* [WHAT YOU SHOULD DO] Write out all of the lines below, exactly and completely.

* [DATA RECORDS]
▬▬▬▬▬▬
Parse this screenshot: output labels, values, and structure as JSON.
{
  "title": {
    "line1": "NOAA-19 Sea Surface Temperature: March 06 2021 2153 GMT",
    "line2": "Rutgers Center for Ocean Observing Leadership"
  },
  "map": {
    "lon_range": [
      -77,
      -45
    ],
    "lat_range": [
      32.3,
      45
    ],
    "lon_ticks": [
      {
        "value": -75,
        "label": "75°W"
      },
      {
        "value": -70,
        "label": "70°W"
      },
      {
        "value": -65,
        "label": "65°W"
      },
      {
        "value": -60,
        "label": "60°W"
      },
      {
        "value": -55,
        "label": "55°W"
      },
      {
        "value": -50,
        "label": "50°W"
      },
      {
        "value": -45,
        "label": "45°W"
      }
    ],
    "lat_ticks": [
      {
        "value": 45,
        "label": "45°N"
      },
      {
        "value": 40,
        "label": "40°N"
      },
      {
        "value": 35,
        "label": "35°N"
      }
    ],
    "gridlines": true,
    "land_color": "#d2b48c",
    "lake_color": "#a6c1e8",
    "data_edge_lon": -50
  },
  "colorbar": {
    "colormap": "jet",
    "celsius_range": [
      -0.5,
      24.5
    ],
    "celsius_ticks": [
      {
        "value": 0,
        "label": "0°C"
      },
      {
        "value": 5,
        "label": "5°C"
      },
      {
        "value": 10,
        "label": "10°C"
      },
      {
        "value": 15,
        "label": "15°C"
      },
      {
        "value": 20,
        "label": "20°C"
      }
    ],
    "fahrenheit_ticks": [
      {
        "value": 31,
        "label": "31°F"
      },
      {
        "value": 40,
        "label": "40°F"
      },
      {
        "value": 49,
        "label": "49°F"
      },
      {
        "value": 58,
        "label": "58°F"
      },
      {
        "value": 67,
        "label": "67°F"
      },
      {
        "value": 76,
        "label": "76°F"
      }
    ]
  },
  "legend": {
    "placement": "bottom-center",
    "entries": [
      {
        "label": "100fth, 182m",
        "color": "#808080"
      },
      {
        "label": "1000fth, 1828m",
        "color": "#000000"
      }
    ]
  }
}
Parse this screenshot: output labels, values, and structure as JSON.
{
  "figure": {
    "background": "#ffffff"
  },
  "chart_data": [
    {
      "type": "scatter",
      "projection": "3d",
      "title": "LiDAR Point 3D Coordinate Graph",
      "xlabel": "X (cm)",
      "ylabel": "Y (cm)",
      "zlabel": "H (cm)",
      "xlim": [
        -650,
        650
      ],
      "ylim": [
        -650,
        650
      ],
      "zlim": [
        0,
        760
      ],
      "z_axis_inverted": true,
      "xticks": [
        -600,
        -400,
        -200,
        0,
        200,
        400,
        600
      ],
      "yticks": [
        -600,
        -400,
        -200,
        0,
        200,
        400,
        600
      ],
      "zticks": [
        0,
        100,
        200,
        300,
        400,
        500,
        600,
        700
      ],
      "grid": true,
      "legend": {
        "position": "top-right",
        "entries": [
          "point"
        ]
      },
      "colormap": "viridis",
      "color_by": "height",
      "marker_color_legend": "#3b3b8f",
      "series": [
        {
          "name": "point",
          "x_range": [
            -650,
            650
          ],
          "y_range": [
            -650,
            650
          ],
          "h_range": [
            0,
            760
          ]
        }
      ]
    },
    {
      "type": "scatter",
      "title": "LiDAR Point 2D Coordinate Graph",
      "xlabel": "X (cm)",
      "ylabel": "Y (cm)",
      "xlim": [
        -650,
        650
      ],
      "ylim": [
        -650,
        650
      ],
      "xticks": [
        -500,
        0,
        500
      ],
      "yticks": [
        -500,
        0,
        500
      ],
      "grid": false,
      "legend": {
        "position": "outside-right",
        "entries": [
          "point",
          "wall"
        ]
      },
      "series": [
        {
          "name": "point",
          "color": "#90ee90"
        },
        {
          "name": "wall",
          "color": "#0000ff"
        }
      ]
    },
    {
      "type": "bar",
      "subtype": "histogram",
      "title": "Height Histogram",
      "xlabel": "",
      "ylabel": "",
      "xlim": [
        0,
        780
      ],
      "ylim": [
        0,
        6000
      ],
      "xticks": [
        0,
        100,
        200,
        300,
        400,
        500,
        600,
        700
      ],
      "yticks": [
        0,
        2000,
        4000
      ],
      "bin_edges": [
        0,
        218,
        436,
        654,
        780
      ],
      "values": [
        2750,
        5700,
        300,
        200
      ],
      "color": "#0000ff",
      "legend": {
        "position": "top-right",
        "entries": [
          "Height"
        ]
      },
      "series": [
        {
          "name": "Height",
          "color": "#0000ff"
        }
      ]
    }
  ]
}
▬▬▬▬▬▬
* [SOLUTION FOR THIS PROBLEM]
Parse this screenshot: output labels, values, and structure as JSON.
{
  "title": {
    "line1": "NOAA-19 Sea Surface Temperature: March 06 2021 2153 GMT",
    "line2": "Rutgers Center for Ocean Observing Leadership"
  },
  "map": {
    "lon_range": [
      -77,
      -45
    ],
    "lat_range": [
      32.3,
      45
    ],
    "lon_ticks": [
      {
        "value": -75,
        "label": "75°W"
      },
      {
        "value": -70,
        "label": "70°W"
      },
      {
        "value": -65,
        "label": "65°W"
      },
      {
        "value": -60,
        "label": "60°W"
      },
      {
        "value": -55,
        "label": "55°W"
      },
      {
        "value": -50,
        "label": "50°W"
      },
      {
        "value": -45,
        "label": "45°W"
      }
    ],
    "lat_ticks": [
      {
        "value": 45,
        "label": "45°N"
      },
      {
        "value": 40,
        "label": "40°N"
      },
      {
        "value": 35,
        "label": "35°N"
      }
    ],
    "gridlines": true,
    "land_color": "#d2b48c",
    "lake_color": "#a6c1e8",
    "data_edge_lon": -50
  },
  "colorbar": {
    "colormap": "jet",
    "celsius_range": [
      -0.5,
      24.5
    ],
    "celsius_ticks": [
      {
        "value": 0,
        "label": "0°C"
      },
      {
        "value": 5,
        "label": "5°C"
      },
      {
        "value": 10,
        "label": "10°C"
      },
      {
        "value": 15,
        "label": "15°C"
      },
      {
        "value": 20,
        "label": "20°C"
      }
    ],
    "fahrenheit_ticks": [
      {
        "value": 31,
        "label": "31°F"
      },
      {
        "value": 40,
        "label": "40°F"
      },
      {
        "value": 49,
        "label": "49°F"
      },
      {
        "value": 58,
        "label": "58°F"
      },
      {
        "value": 67,
        "label": "67°F"
      },
      {
        "value": 76,
        "label": "76°F"
      }
    ]
  },
  "legend": {
    "placement": "bottom-center",
    "entries": [
      {
        "label": "100fth, 182m",
        "color": "#808080"
      },
      {
        "label": "1000fth, 1828m",
        "color": "#000000"
      }
    ]
  }
}
Parse this screenshot: output labels, values, and structure as JSON.
{
  "figure": {
    "background": "#ffffff"
  },
  "chart_data": [
    {
      "type": "scatter",
      "projection": "3d",
      "title": "LiDAR Point 3D Coordinate Graph",
      "xlabel": "X (cm)",
      "ylabel": "Y (cm)",
      "zlabel": "H (cm)",
      "xlim": [
        -650,
        650
      ],
      "ylim": [
        -650,
        650
      ],
      "zlim": [
        0,
        760
      ],
      "z_axis_inverted": true,
      "xticks": [
        -600,
        -400,
        -200,
        0,
        200,
        400,
        600
      ],
      "yticks": [
        -600,
        -400,
        -200,
        0,
        200,
        400,
        600
      ],
      "zticks": [
        0,
        100,
        200,
        300,
        400,
        500,
        600,
        700
      ],
      "grid": true,
      "legend": {
        "position": "top-right",
        "entries": [
          "point"
        ]
      },
      "colormap": "viridis",
      "color_by": "height",
      "marker_color_legend": "#3b3b8f",
      "series": [
        {
          "name": "point",
          "x_range": [
            -650,
            650
          ],
          "y_range": [
            -650,
            650
          ],
          "h_range": [
            0,
            760
          ]
        }
      ]
    },
    {
      "type": "scatter",
      "title": "LiDAR Point 2D Coordinate Graph",
      "xlabel": "X (cm)",
      "ylabel": "Y (cm)",
      "xlim": [
        -650,
        650
      ],
      "ylim": [
        -650,
        650
      ],
      "xticks": [
        -500,
        0,
        500
      ],
      "yticks": [
        -500,
        0,
        500
      ],
      "grid": false,
      "legend": {
        "position": "outside-right",
        "entries": [
          "point",
          "wall"
        ]
      },
      "series": [
        {
          "name": "point",
          "color": "#90ee90"
        },
        {
          "name": "wall",
          "color": "#0000ff"
        }
      ]
    },
    {
      "type": "bar",
      "subtype": "histogram",
      "title": "Height Histogram",
      "xlabel": "",
      "ylabel": "",
      "xlim": [
        0,
        780
      ],
      "ylim": [
        0,
        6000
      ],
      "xticks": [
        0,
        100,
        200,
        300,
        400,
        500,
        600,
        700
      ],
      "yticks": [
        0,
        2000,
        4000
      ],
      "bin_edges": [
        0,
        218,
        436,
        654,
        780
      ],
      "values": [
        2750,
        5700,
        300,
        200
      ],
      "color": "#0000ff",
      "legend": {
        "position": "top-right",
        "entries": [
          "Height"
        ]
      },
      "series": [
        {
          "name": "Height",
          "color": "#0000ff"
        }
      ]
    }
  ]
}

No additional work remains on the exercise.